### TASK REQUIREMENTS
Revise the records below, replacing every "chart-title" with "panel-title" and keeping all other text unchanged. Leave the pictures out of your answer.

### GIVEN RECORDS
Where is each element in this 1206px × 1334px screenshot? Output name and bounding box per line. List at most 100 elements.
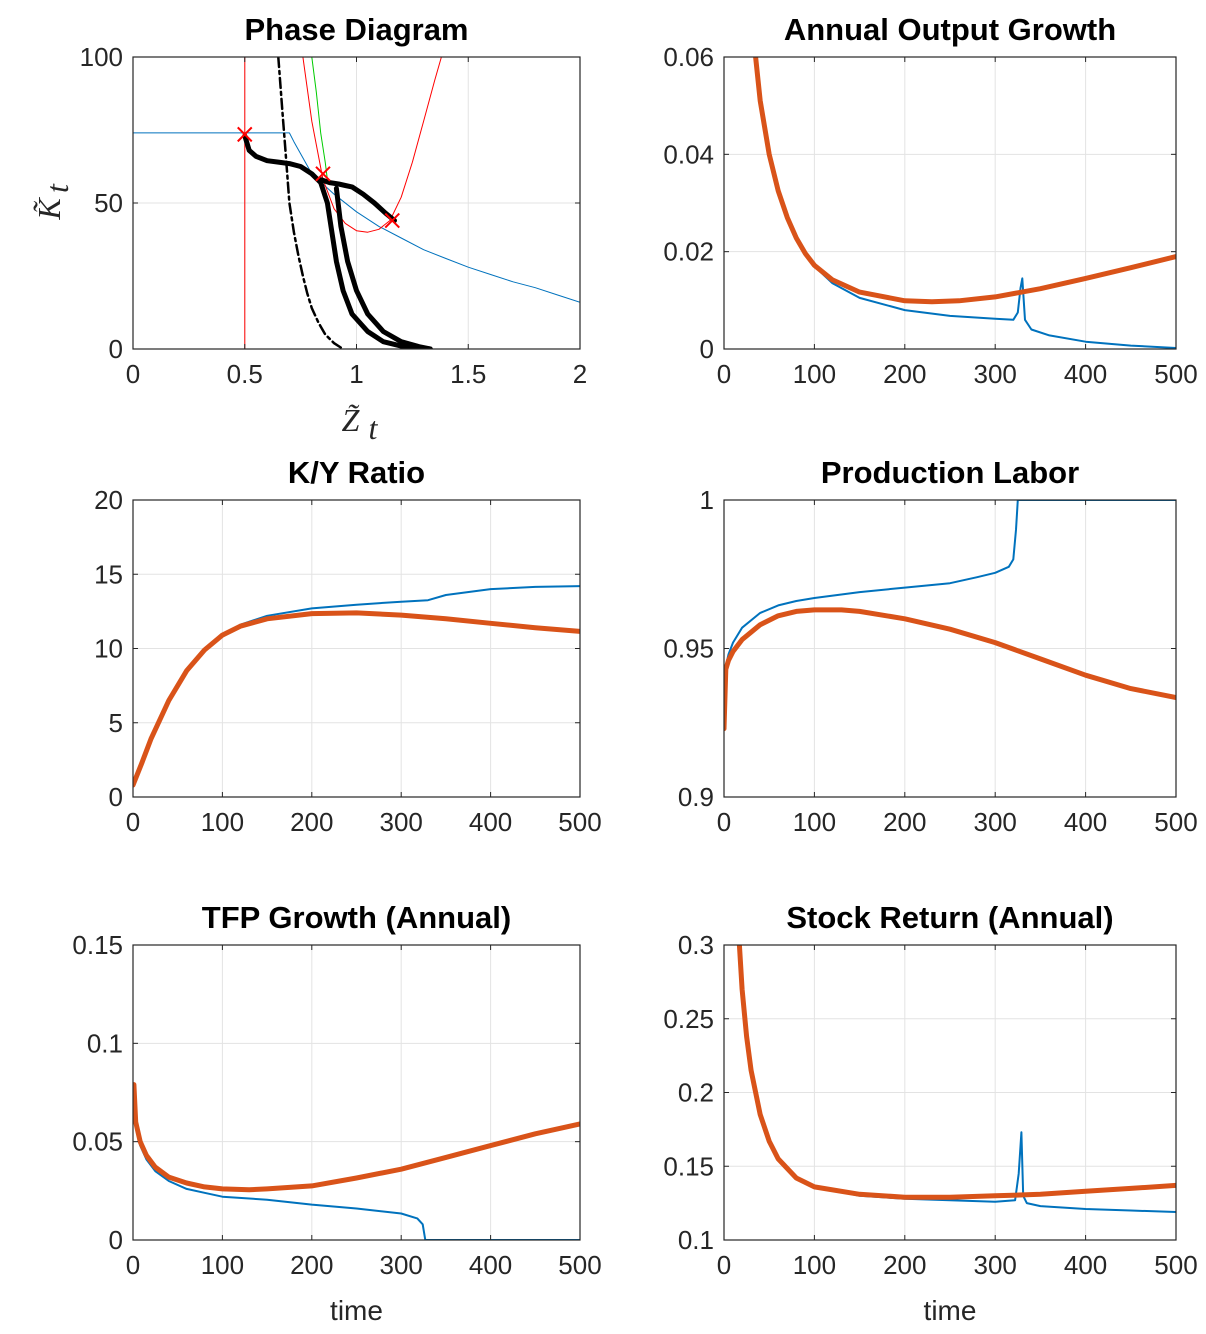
y-tick-label: 0.05: [72, 1127, 123, 1157]
x-tick-label: 0: [126, 807, 140, 837]
series-line-1: [738, 945, 1176, 1213]
x-tick-label: 400: [1064, 359, 1107, 389]
series-line-1: [133, 1091, 580, 1240]
series-line-7: [318, 177, 397, 223]
chart-4: 0 100 200 300 400 500 0.9 0.95 1 Production Labor: [663, 455, 1197, 837]
y-axis-label-group: K̃ t: [31, 183, 75, 221]
x-axis-label: time: [924, 1295, 977, 1326]
x-tick-label: 500: [1154, 359, 1197, 389]
y-axis-label: K̃: [31, 197, 67, 221]
chart-3: 0 100 200 300 400 500 0 5 10 15 20 K/Y Ratio: [94, 455, 602, 837]
y-tick-label: 0.02: [663, 237, 714, 267]
series-line-3: [302, 57, 442, 233]
x-tick-label: 500: [1154, 1250, 1197, 1280]
series-line-1: [724, 500, 1176, 727]
y-tick-label: 100: [80, 42, 123, 72]
x-tick-label: 400: [469, 807, 512, 837]
x-axis-label: time: [330, 1295, 383, 1326]
y-tick-label: 0: [109, 334, 123, 364]
x-tick-label: 0: [126, 1250, 140, 1280]
x-tick-label: 1: [349, 359, 363, 389]
y-tick-label: 0.1: [678, 1225, 714, 1255]
y-tick-label: 0: [109, 1225, 123, 1255]
x-tick-label: 100: [793, 1250, 836, 1280]
series-line-2: [724, 607, 1176, 732]
x-tick-label: 100: [201, 807, 244, 837]
y-axis-label-subscript: t: [39, 183, 75, 193]
series-line-1: [754, 57, 1176, 349]
marker-x: [384, 212, 400, 229]
x-tick-label: 200: [883, 359, 926, 389]
series-line-2: [736, 945, 1176, 1200]
x-tick-label: 300: [380, 1250, 423, 1280]
y-tick-label: 0.06: [663, 42, 714, 72]
x-tick-label: 100: [793, 807, 836, 837]
y-tick-label: 20: [94, 485, 123, 515]
x-tick-label: 200: [290, 1250, 333, 1280]
x-tick-label: 300: [380, 807, 423, 837]
x-tick-label: 400: [469, 1250, 512, 1280]
x-tick-label: 100: [201, 1250, 244, 1280]
y-tick-label: 0: [109, 782, 123, 812]
x-tick-label: 500: [1154, 807, 1197, 837]
x-tick-label: 300: [974, 359, 1017, 389]
marker-x: [315, 166, 331, 182]
y-tick-label: 5: [109, 708, 123, 738]
chart-title: Stock Return (Annual): [786, 900, 1113, 935]
y-tick-label: 50: [94, 188, 123, 218]
chart-title: Production Labor: [821, 455, 1079, 490]
series-line-8: [333, 185, 433, 349]
y-tick-label: 0.1: [87, 1028, 123, 1058]
x-tick-label: 0: [717, 359, 731, 389]
plot-area: [133, 1082, 580, 1240]
plot-area: [753, 57, 1176, 349]
series-line-4: [311, 57, 328, 181]
x-axis-label-subscript: t: [369, 410, 379, 446]
marker-x: [237, 126, 253, 143]
plot-area: [736, 945, 1176, 1213]
x-tick-label: 400: [1064, 1250, 1107, 1280]
series-line-1: [133, 585, 580, 787]
chart-5: 0 100 200 300 400 500 0 0.05 0.1 0.15 TFP Growth (…: [72, 900, 601, 1326]
x-tick-label: 100: [793, 359, 836, 389]
x-tick-label: 0.5: [227, 359, 263, 389]
y-tick-label: 10: [94, 634, 123, 664]
chart-6: 0 100 200 300 400 500 0.1 0.15 0.2 0.25 0.3 Stock R…: [663, 900, 1197, 1326]
y-tick-label: 0.9: [678, 782, 714, 812]
y-tick-label: 0: [700, 334, 714, 364]
y-tick-label: 0.15: [663, 1151, 714, 1181]
chart-title: Annual Output Growth: [784, 12, 1116, 47]
y-tick-label: 0.25: [663, 1004, 714, 1034]
x-tick-label: 400: [1064, 807, 1107, 837]
chart-title: Phase Diagram: [245, 12, 469, 47]
x-tick-label: 500: [558, 807, 601, 837]
chart-title: TFP Growth (Annual): [202, 900, 511, 935]
series-line-2: [133, 610, 580, 788]
y-tick-label: 0.2: [678, 1078, 714, 1108]
plot-area: [133, 57, 580, 349]
chart-2: 0 100 200 300 400 500 0 0.02 0.04 0.06 Annual Outp…: [663, 12, 1197, 389]
x-tick-label: 200: [883, 1250, 926, 1280]
y-tick-label: 0.04: [663, 139, 714, 169]
chart-title: K/Y Ratio: [288, 455, 425, 490]
x-axis-label: Z̃: [342, 402, 361, 438]
x-tick-label: 200: [883, 807, 926, 837]
axes-box: [132, 944, 581, 1241]
y-tick-label: 1: [700, 485, 714, 515]
x-tick-label: 1.5: [450, 359, 486, 389]
series-line-2: [753, 57, 1176, 305]
series-line-1: [133, 132, 580, 303]
x-tick-label: 0: [717, 807, 731, 837]
series-line-6: [242, 133, 433, 349]
x-tick-label: 0: [126, 359, 140, 389]
y-tick-label: 15: [94, 559, 123, 589]
y-tick-label: 0.15: [72, 930, 123, 960]
x-tick-label: 300: [974, 1250, 1017, 1280]
x-tick-label: 200: [290, 807, 333, 837]
series-line-2: [133, 1082, 580, 1193]
plot-area: [133, 585, 580, 788]
y-tick-label: 0.95: [663, 634, 714, 664]
x-tick-label: 500: [558, 1250, 601, 1280]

### SOLUTION TO THIS TASK
Where is each element in this 1206px × 1334px screenshot? Output name and bounding box per line. List at most 100 elements.
y-tick-label: 0.05: [72, 1127, 123, 1157]
x-tick-label: 0: [126, 807, 140, 837]
series-line-1: [738, 945, 1176, 1213]
x-tick-label: 400: [1064, 359, 1107, 389]
series-line-1: [133, 1091, 580, 1240]
series-line-7: [318, 177, 397, 223]
chart-4: 0 100 200 300 400 500 0.9 0.95 1 Production Labor: [663, 455, 1197, 837]
y-axis-label-group: K̃ t: [31, 183, 75, 221]
x-axis-label: time: [924, 1295, 977, 1326]
x-tick-label: 500: [1154, 359, 1197, 389]
y-axis-label: K̃: [31, 197, 67, 221]
chart-3: 0 100 200 300 400 500 0 5 10 15 20 K/Y Ratio: [94, 455, 602, 837]
y-tick-label: 0.02: [663, 237, 714, 267]
series-line-3: [302, 57, 442, 233]
x-tick-label: 500: [1154, 1250, 1197, 1280]
series-line-1: [724, 500, 1176, 727]
y-tick-label: 100: [80, 42, 123, 72]
x-tick-label: 400: [469, 807, 512, 837]
x-axis-label: time: [330, 1295, 383, 1326]
y-tick-label: 0: [109, 334, 123, 364]
x-tick-label: 0: [126, 1250, 140, 1280]
x-tick-label: 1: [349, 359, 363, 389]
y-tick-label: 0.1: [678, 1225, 714, 1255]
y-tick-label: 0: [109, 1225, 123, 1255]
x-tick-label: 100: [793, 1250, 836, 1280]
series-line-2: [724, 607, 1176, 732]
x-tick-label: 100: [201, 807, 244, 837]
y-axis-label-subscript: t: [39, 183, 75, 193]
series-line-1: [754, 57, 1176, 349]
marker-x: [384, 212, 400, 229]
x-tick-label: 200: [883, 359, 926, 389]
series-line-2: [736, 945, 1176, 1200]
x-tick-label: 300: [380, 1250, 423, 1280]
y-tick-label: 0.06: [663, 42, 714, 72]
x-tick-label: 100: [793, 807, 836, 837]
y-tick-label: 20: [94, 485, 123, 515]
x-tick-label: 200: [290, 1250, 333, 1280]
x-tick-label: 300: [380, 807, 423, 837]
x-tick-label: 400: [469, 1250, 512, 1280]
x-tick-label: 100: [201, 1250, 244, 1280]
y-tick-label: 0: [109, 782, 123, 812]
x-tick-label: 500: [1154, 807, 1197, 837]
x-tick-label: 300: [974, 359, 1017, 389]
marker-x: [315, 166, 331, 182]
y-tick-label: 5: [109, 708, 123, 738]
panel-title: Stock Return (Annual): [786, 900, 1113, 935]
y-tick-label: 50: [94, 188, 123, 218]
panel-title: Production Labor: [821, 455, 1079, 490]
series-line-8: [333, 185, 433, 349]
y-tick-label: 0.1: [87, 1028, 123, 1058]
x-tick-label: 0: [717, 359, 731, 389]
plot-area: [133, 1082, 580, 1240]
plot-area: [753, 57, 1176, 349]
series-line-4: [311, 57, 328, 181]
x-axis-label-subscript: t: [369, 410, 379, 446]
marker-x: [237, 126, 253, 143]
plot-area: [736, 945, 1176, 1213]
x-tick-label: 400: [1064, 1250, 1107, 1280]
series-line-1: [133, 585, 580, 787]
chart-5: 0 100 200 300 400 500 0 0.05 0.1 0.15 TFP Growth (…: [72, 900, 601, 1326]
x-tick-label: 100: [793, 359, 836, 389]
x-tick-label: 0.5: [227, 359, 263, 389]
y-tick-label: 10: [94, 634, 123, 664]
chart-6: 0 100 200 300 400 500 0.1 0.15 0.2 0.25 0.3 Stock R…: [663, 900, 1197, 1326]
y-tick-label: 0.9: [678, 782, 714, 812]
y-tick-label: 0: [700, 334, 714, 364]
y-tick-label: 0.15: [663, 1151, 714, 1181]
panel-title: Annual Output Growth: [784, 12, 1116, 47]
y-tick-label: 0.25: [663, 1004, 714, 1034]
x-tick-label: 400: [1064, 807, 1107, 837]
panel-title: Phase Diagram: [245, 12, 469, 47]
x-tick-label: 500: [558, 807, 601, 837]
panel-title: TFP Growth (Annual): [202, 900, 511, 935]
series-line-2: [133, 610, 580, 788]
y-tick-label: 0.2: [678, 1078, 714, 1108]
plot-area: [133, 57, 580, 349]
chart-2: 0 100 200 300 400 500 0 0.02 0.04 0.06 Annual Outp…: [663, 12, 1197, 389]
x-tick-label: 200: [883, 1250, 926, 1280]
y-tick-label: 0.04: [663, 139, 714, 169]
panel-title: K/Y Ratio: [288, 455, 425, 490]
x-axis-label: Z̃: [342, 402, 361, 438]
x-tick-label: 200: [883, 807, 926, 837]
axes-box: [132, 944, 581, 1241]
y-tick-label: 1: [700, 485, 714, 515]
x-tick-label: 1.5: [450, 359, 486, 389]
series-line-2: [753, 57, 1176, 305]
series-line-1: [133, 132, 580, 303]
x-tick-label: 0: [717, 807, 731, 837]
series-line-6: [242, 133, 433, 349]
x-tick-label: 0: [126, 359, 140, 389]
y-tick-label: 15: [94, 559, 123, 589]
y-tick-label: 0.15: [72, 930, 123, 960]
x-tick-label: 300: [974, 1250, 1017, 1280]
x-tick-label: 200: [290, 807, 333, 837]
series-line-2: [133, 1082, 580, 1193]
plot-area: [133, 585, 580, 788]
y-tick-label: 0.95: [663, 634, 714, 664]
x-tick-label: 500: [558, 1250, 601, 1280]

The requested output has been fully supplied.